Collected data:
◇ ◇ ◇

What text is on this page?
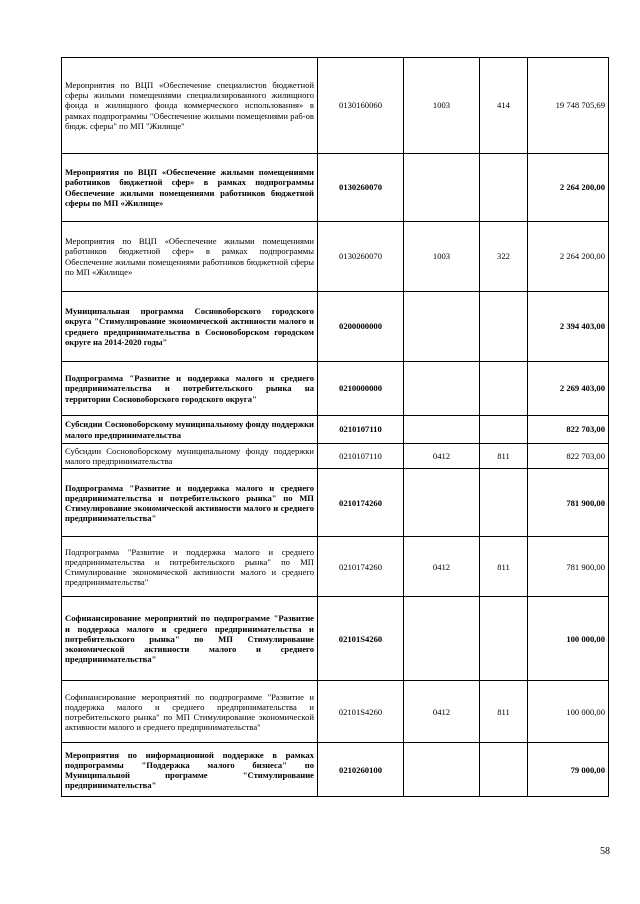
Мероприятия по ВЦП «Обеспечение специалистов бюджетной сферы жилыми помещениями специализированного жилищного фонда и жилищного фонда коммерческого использования» в рамках подпрограммы "Обеспечение жилыми помещениями раб-ов бюдж. сферы" по МП "Жилище"	0130160060	1003	414	19 748 705,69
Мероприятия по ВЦП «Обеспечение жилыми помещениями работников бюджетной сфер» в рамках подпрограммы Обеспечение жилыми помещениями работников бюджетной сферы по МП «Жилище»	0130260070			2 264 200,00
Мероприятия по ВЦП «Обеспечение жилыми помещениями работников бюджетной сфер» в рамках подпрограммы Обеспечение жилыми помещениями работников бюджетной сферы по МП «Жилище»	0130260070	1003	322	2 264 200,00
Муниципальная программа Сосновоборского городского округа "Стимулирование экономической активности малого и среднего предпринимательства в Сосновоборском городском округе на 2014-2020 годы"	0200000000			2 394 403,00
Подпрограмма "Развитие и поддержка малого и среднего предпринимательства и потребительского рынка на территории Сосновоборского городского округа"	0210000000			2 269 403,00
Субсидии Сосновоборскому муниципальному фонду поддержки малого предпринимательства	0210107110			822 703,00
Субсидии Сосновоборскому муниципальному фонду поддержки малого предпринимательства	0210107110	0412	811	822 703,00
Подпрограмма "Развитие и поддержка малого и среднего предпринимательства и потребительского рынка" по МП Стимулирование экономической активности малого и среднего предпринимательства"	0210174260			781 900,00
Подпрограмма "Развитие и поддержка малого и среднего предпринимательства и потребительского рынка" по МП Стимулирование экономической активности малого и среднего предпринимательства"	0210174260	0412	811	781 900,00
Софинансирование мероприятий по подпрограмме "Развитие и поддержка малого и среднего предпринимательства и потребительского рынка" по МП Стимулирование экономической активности малого и среднего предпринимательства"	02101S4260			100 000,00
Софинансирование мероприятий по подпрограмме "Развитие и поддержка малого и среднего предпринимательства и потребительского рынка" по МП Стимулирование экономической активности малого и среднего предпринимательства"	02101S4260	0412	811	100 000,00
Мероприятия по информационной поддержке в рамках подпрограммы "Поддержка малого бизнеса" по Муниципальной программе "Стимулирование предпринимательства"	0210260100			79 000,00
58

◇ ◇ ◇

*SHORT TASK*.
Look through the entries above for the word "подпрограммы". Copy every line where it shows up.

*WRITTEN RESPONSE*.
Мероприятия по ВЦП «Обеспечение специалистов бюджетной сферы жилыми помещениями специализированного жилищного фонда и жилищного фонда коммерческого использования» в рамках подпрограммы "Обеспечение жилыми помещениями раб-ов бюдж. сферы" по МП "Жилище"	0130160060	1003	414	19 748 705,69
Мероприятия по ВЦП «Обеспечение жилыми помещениями работников бюджетной сфер» в рамках подпрограммы Обеспечение жилыми помещениями работников бюджетной сферы по МП «Жилище»	0130260070			2 264 200,00
Мероприятия по ВЦП «Обеспечение жилыми помещениями работников бюджетной сфер» в рамках подпрограммы Обеспечение жилыми помещениями работников бюджетной сферы по МП «Жилище»	0130260070	1003	322	2 264 200,00
Мероприятия по информационной поддержке в рамках подпрограммы "Поддержка малого бизнеса" по Муниципальной программе "Стимулирование предпринимательства"	0210260100			79 000,00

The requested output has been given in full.